### Aim
From the records below, copy every line that contains the word "this".

### Materials provided
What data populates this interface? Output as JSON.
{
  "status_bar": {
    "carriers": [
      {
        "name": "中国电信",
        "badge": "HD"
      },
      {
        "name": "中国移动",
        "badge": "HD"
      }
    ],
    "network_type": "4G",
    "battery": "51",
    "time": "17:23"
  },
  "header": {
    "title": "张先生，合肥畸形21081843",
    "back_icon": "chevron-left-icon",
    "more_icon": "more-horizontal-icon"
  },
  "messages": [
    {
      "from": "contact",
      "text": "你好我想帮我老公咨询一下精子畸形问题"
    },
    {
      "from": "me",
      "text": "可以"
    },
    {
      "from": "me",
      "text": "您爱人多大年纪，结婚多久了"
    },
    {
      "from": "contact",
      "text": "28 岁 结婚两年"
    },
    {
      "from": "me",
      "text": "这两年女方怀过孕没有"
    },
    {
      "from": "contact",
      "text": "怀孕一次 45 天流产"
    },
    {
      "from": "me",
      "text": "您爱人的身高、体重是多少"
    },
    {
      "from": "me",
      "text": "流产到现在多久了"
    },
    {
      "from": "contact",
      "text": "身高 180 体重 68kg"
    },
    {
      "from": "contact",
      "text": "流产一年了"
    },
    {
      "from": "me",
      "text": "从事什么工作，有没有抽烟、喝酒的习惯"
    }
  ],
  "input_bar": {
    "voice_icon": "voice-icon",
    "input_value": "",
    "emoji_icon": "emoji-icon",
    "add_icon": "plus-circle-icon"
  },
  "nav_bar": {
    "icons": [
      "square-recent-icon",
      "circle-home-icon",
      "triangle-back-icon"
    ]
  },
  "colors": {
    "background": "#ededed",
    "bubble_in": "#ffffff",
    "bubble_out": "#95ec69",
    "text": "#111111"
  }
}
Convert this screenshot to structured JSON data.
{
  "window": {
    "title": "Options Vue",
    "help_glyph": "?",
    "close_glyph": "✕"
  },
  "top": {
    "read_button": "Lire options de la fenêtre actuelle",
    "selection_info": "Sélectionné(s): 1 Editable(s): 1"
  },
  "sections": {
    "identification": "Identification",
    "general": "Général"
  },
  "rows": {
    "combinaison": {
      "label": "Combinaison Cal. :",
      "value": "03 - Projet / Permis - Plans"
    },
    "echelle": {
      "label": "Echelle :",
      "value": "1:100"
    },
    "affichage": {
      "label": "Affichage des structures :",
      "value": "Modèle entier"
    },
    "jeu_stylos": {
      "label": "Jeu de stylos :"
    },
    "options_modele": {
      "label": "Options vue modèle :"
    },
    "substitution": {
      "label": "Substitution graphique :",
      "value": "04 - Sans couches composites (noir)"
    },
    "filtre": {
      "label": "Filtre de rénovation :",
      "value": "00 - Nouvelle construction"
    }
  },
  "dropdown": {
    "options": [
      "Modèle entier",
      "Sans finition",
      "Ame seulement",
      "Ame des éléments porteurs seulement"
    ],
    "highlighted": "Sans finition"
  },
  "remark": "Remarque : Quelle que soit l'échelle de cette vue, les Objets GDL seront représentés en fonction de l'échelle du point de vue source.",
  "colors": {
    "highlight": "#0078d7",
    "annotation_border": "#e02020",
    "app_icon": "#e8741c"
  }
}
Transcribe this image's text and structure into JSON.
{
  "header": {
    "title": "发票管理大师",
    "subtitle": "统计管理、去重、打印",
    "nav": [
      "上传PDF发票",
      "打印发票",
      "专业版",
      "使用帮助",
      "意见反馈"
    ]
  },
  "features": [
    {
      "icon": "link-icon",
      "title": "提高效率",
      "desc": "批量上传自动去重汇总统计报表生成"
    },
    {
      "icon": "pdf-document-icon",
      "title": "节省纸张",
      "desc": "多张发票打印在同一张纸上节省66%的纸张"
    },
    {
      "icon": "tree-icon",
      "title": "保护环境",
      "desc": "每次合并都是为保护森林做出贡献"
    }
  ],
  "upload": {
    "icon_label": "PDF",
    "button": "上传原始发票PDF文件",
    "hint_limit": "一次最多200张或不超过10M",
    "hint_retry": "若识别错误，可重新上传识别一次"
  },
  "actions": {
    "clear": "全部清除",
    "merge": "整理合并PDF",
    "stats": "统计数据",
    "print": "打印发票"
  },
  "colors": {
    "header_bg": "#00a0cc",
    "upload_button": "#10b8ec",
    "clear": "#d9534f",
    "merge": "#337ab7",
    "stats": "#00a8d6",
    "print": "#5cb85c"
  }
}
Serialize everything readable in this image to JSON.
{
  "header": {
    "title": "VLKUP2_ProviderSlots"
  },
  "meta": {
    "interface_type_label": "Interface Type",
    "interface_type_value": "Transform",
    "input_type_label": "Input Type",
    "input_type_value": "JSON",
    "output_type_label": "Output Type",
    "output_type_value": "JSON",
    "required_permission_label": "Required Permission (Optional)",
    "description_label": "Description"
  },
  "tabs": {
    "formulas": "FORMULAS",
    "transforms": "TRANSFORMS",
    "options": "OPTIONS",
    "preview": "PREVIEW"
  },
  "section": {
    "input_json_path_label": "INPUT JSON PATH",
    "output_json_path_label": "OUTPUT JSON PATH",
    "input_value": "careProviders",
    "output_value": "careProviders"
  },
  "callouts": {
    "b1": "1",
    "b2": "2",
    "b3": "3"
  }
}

### Written solution
What data populates this interface? Output as JSON.
Convert this screenshot to structured JSON data.
Transcribe this image's text and structure into JSON.
Serialize everything readable in this image to JSON.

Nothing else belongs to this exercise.